*TO DO*:
Every record must be written out once more, with nothing added or omitted.

*INPUT FOR THIS TASK*:
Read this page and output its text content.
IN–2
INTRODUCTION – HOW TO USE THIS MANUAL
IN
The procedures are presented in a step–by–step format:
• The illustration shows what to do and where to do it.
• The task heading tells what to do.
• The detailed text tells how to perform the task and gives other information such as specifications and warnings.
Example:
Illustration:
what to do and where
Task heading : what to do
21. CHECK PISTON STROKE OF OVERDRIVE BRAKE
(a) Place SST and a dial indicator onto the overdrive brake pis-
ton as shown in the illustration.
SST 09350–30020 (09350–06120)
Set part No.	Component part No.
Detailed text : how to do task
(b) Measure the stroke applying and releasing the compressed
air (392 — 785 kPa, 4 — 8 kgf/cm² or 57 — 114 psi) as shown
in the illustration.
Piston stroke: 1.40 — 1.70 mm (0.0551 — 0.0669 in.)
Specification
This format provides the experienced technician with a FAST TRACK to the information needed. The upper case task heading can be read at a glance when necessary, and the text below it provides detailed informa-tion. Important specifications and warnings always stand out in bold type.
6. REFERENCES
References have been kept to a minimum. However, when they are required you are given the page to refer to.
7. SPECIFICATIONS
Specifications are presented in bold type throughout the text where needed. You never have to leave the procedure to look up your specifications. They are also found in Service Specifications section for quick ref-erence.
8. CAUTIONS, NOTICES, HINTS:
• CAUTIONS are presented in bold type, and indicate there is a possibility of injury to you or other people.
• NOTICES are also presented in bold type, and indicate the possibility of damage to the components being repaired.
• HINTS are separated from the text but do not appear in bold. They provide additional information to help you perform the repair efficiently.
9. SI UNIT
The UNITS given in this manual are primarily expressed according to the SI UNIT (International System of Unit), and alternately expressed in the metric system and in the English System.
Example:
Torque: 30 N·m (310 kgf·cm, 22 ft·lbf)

*SOLUTION TO THIS TASK*:
Read this page and output its text content.
IN–2
INTRODUCTION – HOW TO USE THIS MANUAL
IN
The procedures are presented in a step–by–step format:
• The illustration shows what to do and where to do it.
• The task heading tells what to do.
• The detailed text tells how to perform the task and gives other information such as specifications and warnings.
Example:
Illustration:
what to do and where
Task heading : what to do
21. CHECK PISTON STROKE OF OVERDRIVE BRAKE
(a) Place SST and a dial indicator onto the overdrive brake pis-
ton as shown in the illustration.
SST 09350–30020 (09350–06120)
Set part No.	Component part No.
Detailed text : how to do task
(b) Measure the stroke applying and releasing the compressed
air (392 — 785 kPa, 4 — 8 kgf/cm² or 57 — 114 psi) as shown
in the illustration.
Piston stroke: 1.40 — 1.70 mm (0.0551 — 0.0669 in.)
Specification
This format provides the experienced technician with a FAST TRACK to the information needed. The upper case task heading can be read at a glance when necessary, and the text below it provides detailed informa-tion. Important specifications and warnings always stand out in bold type.
6. REFERENCES
References have been kept to a minimum. However, when they are required you are given the page to refer to.
7. SPECIFICATIONS
Specifications are presented in bold type throughout the text where needed. You never have to leave the procedure to look up your specifications. They are also found in Service Specifications section for quick ref-erence.
8. CAUTIONS, NOTICES, HINTS:
• CAUTIONS are presented in bold type, and indicate there is a possibility of injury to you or other people.
• NOTICES are also presented in bold type, and indicate the possibility of damage to the components being repaired.
• HINTS are separated from the text but do not appear in bold. They provide additional information to help you perform the repair efficiently.
9. SI UNIT
The UNITS given in this manual are primarily expressed according to the SI UNIT (International System of Unit), and alternately expressed in the metric system and in the English System.
Example:
Torque: 30 N·m (310 kgf·cm, 22 ft·lbf)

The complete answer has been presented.